Figure record extracts
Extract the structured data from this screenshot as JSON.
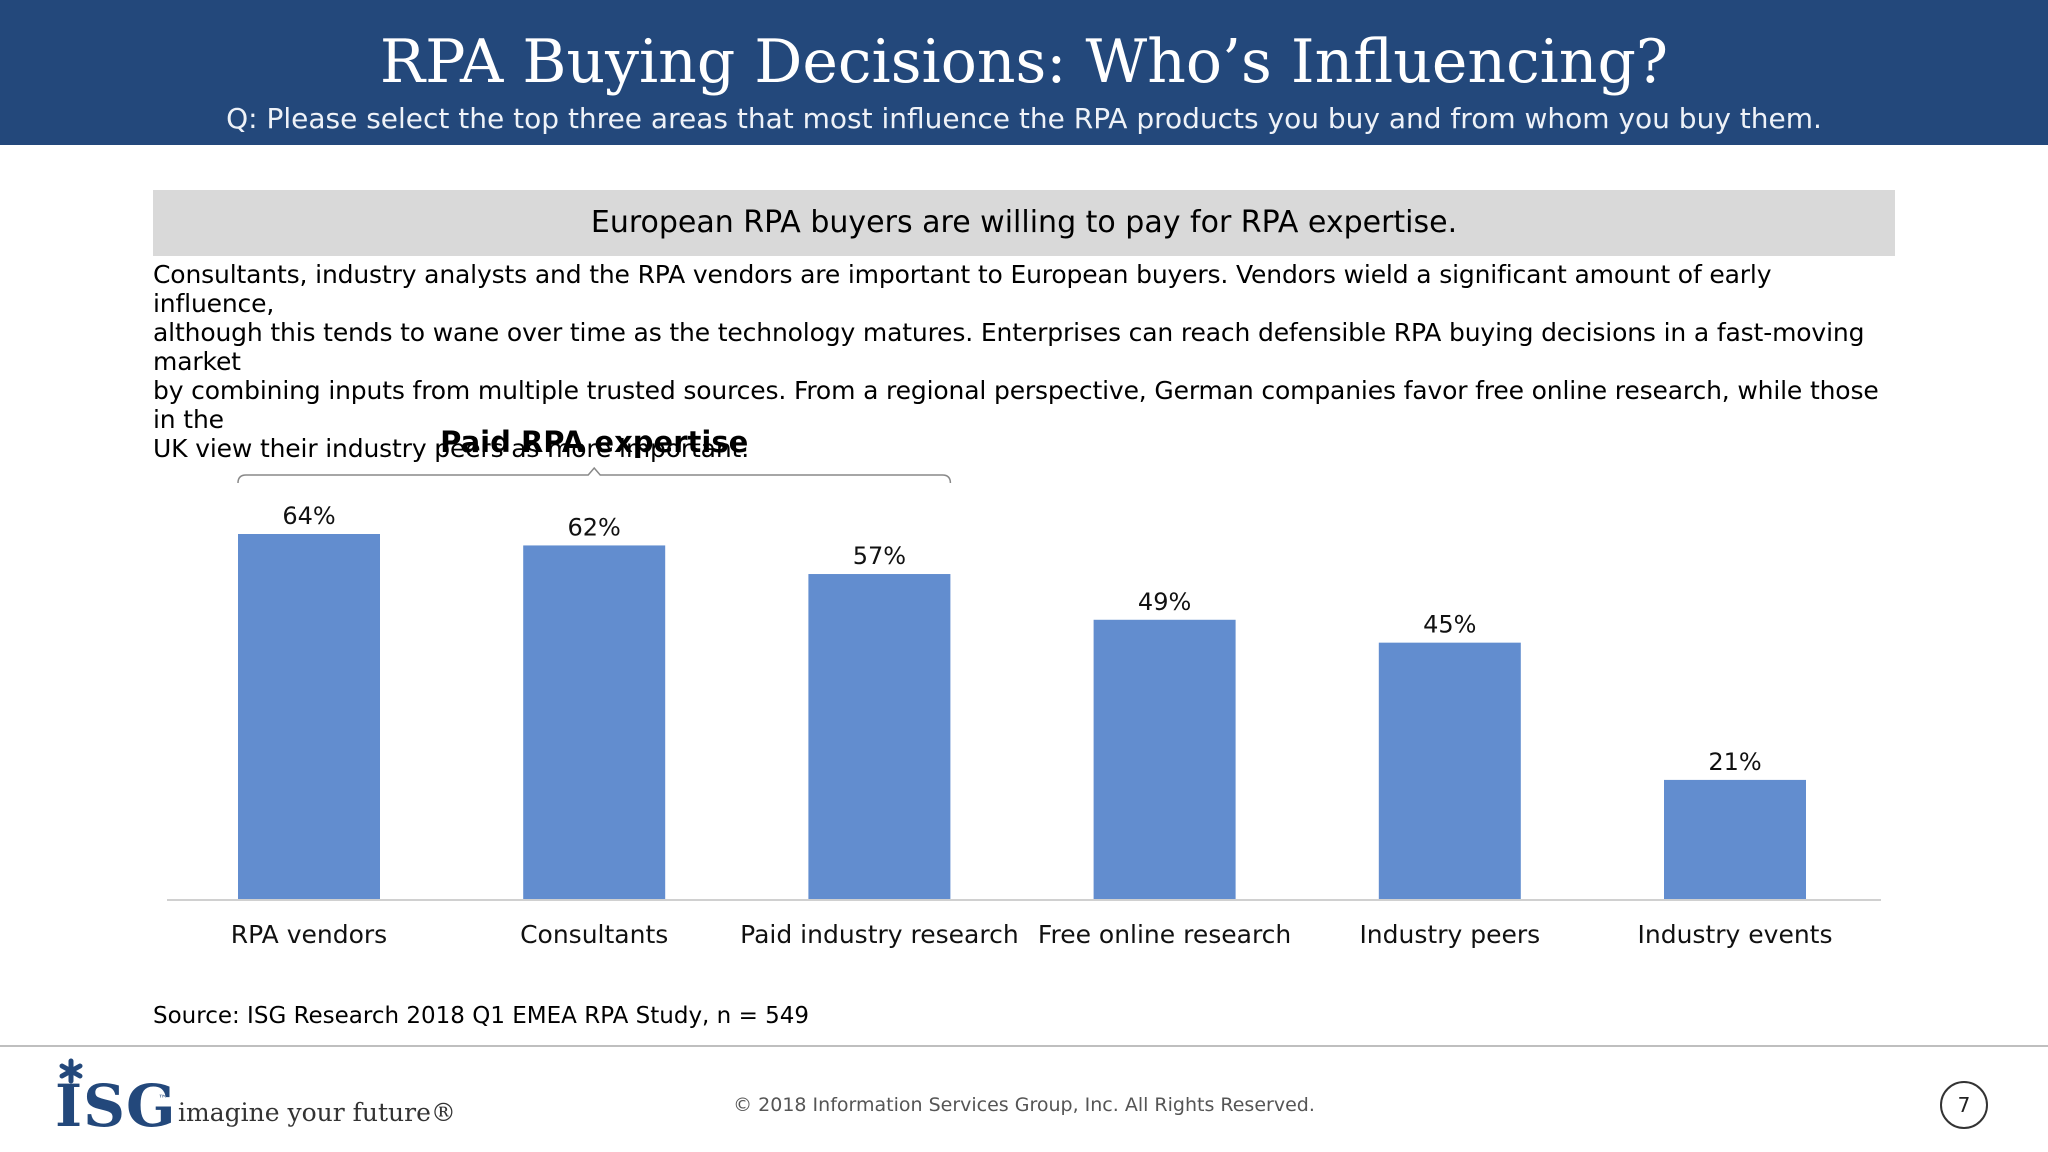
{
  "header": {
    "title": "RPA Buying Decisions: Who’s Influencing?",
    "question": "Q: Please select the top three areas that most influence the RPA products you buy and from whom you buy them."
  },
  "banner": "European RPA buyers are willing to pay for RPA expertise.",
  "body_text": "Consultants, industry analysts and the RPA vendors are important to European buyers. Vendors wield a significant amount of early influence,\nalthough this tends to wane over time as the technology matures. Enterprises can reach defensible RPA buying decisions in a fast-moving market\nby combining inputs from multiple trusted sources. From a regional perspective, German companies favor free online research, while those in the\nUK view their industry peers as more important.",
  "chart_data": {
    "type": "bar",
    "categories": [
      "RPA vendors",
      "Consultants",
      "Paid industry research",
      "Free online research",
      "Industry peers",
      "Industry events"
    ],
    "values": [
      64,
      62,
      57,
      49,
      45,
      21
    ],
    "value_labels": [
      "64%",
      "62%",
      "57%",
      "49%",
      "45%",
      "21%"
    ],
    "annotation": {
      "text": "Paid RPA expertise",
      "spans": [
        "RPA vendors",
        "Consultants",
        "Paid industry research"
      ]
    },
    "ylim": [
      0,
      64
    ],
    "grid": false,
    "legend": "none",
    "bar_color": "#628dcf"
  },
  "source": "Source: ISG Research 2018 Q1 EMEA RPA Study, n = 549",
  "footer": {
    "logo_text": "ISG",
    "tm": "™",
    "tagline": "imagine your future®",
    "copyright": "© 2018 Information Services Group, Inc.  All Rights Reserved.",
    "page_number": "7"
  },
  "colors": {
    "header_bg": "#23487b",
    "banner_bg": "#d9d9d9",
    "bar": "#628dcf"
  }
}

Stated task: Copy out all of the data word for word. Do not carry over any picture.

The completed task:
Extract the structured data from this screenshot as JSON.
{
  "header": {
    "title": "RPA Buying Decisions: Who’s Influencing?",
    "question": "Q: Please select the top three areas that most influence the RPA products you buy and from whom you buy them."
  },
  "banner": "European RPA buyers are willing to pay for RPA expertise.",
  "body_text": "Consultants, industry analysts and the RPA vendors are important to European buyers. Vendors wield a significant amount of early influence,\nalthough this tends to wane over time as the technology matures. Enterprises can reach defensible RPA buying decisions in a fast-moving market\nby combining inputs from multiple trusted sources. From a regional perspective, German companies favor free online research, while those in the\nUK view their industry peers as more important.",
  "chart_data": {
    "type": "bar",
    "categories": [
      "RPA vendors",
      "Consultants",
      "Paid industry research",
      "Free online research",
      "Industry peers",
      "Industry events"
    ],
    "values": [
      64,
      62,
      57,
      49,
      45,
      21
    ],
    "value_labels": [
      "64%",
      "62%",
      "57%",
      "49%",
      "45%",
      "21%"
    ],
    "annotation": {
      "text": "Paid RPA expertise",
      "spans": [
        "RPA vendors",
        "Consultants",
        "Paid industry research"
      ]
    },
    "ylim": [
      0,
      64
    ],
    "grid": false,
    "legend": "none",
    "bar_color": "#628dcf"
  },
  "source": "Source: ISG Research 2018 Q1 EMEA RPA Study, n = 549",
  "footer": {
    "logo_text": "ISG",
    "tm": "™",
    "tagline": "imagine your future®",
    "copyright": "© 2018 Information Services Group, Inc.  All Rights Reserved.",
    "page_number": "7"
  },
  "colors": {
    "header_bg": "#23487b",
    "banner_bg": "#d9d9d9",
    "bar": "#628dcf"
  }
}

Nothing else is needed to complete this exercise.